TASK TO CARRY OUT:
What is the count of lines that hold the word "valid"? Give only the number.
====================
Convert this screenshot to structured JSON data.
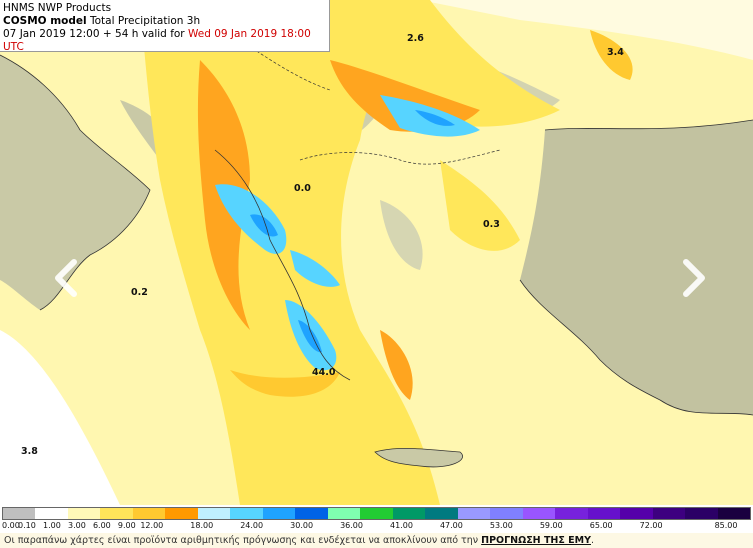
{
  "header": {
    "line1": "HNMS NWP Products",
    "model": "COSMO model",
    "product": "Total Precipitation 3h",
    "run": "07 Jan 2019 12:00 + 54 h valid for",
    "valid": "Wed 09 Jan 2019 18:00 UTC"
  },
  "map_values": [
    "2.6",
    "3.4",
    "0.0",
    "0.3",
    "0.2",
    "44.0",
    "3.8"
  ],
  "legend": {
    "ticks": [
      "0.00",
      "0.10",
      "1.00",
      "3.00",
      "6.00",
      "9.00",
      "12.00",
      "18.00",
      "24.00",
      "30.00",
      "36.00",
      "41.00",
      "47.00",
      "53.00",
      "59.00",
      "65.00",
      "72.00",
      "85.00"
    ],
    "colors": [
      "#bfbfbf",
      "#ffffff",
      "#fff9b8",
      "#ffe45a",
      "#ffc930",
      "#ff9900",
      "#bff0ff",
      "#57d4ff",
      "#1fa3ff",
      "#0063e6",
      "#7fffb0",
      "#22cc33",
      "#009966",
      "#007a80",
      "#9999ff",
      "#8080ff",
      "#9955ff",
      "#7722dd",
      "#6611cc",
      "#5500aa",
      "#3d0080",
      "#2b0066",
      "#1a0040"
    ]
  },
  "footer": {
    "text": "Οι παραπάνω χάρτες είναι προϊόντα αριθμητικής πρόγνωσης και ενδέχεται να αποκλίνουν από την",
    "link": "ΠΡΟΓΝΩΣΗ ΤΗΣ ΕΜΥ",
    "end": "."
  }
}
====================
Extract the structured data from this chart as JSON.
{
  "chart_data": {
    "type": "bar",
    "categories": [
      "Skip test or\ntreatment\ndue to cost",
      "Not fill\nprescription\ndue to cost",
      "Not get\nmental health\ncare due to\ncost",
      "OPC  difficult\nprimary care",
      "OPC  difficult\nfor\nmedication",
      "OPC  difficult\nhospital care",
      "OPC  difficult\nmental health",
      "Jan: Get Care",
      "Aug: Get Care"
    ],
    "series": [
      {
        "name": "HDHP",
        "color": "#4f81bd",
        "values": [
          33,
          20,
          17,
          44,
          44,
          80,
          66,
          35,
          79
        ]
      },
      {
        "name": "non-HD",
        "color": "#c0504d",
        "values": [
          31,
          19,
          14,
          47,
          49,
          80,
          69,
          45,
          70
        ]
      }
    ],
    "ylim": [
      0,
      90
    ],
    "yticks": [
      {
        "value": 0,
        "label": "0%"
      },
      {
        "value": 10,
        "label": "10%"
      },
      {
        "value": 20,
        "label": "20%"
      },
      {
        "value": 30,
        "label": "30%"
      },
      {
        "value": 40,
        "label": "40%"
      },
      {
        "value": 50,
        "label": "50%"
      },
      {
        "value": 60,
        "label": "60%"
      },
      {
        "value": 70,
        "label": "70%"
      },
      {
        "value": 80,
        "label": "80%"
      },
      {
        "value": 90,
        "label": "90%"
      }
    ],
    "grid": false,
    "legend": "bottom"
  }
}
====================
SOLUTION FOR THIS EXERCISE:
2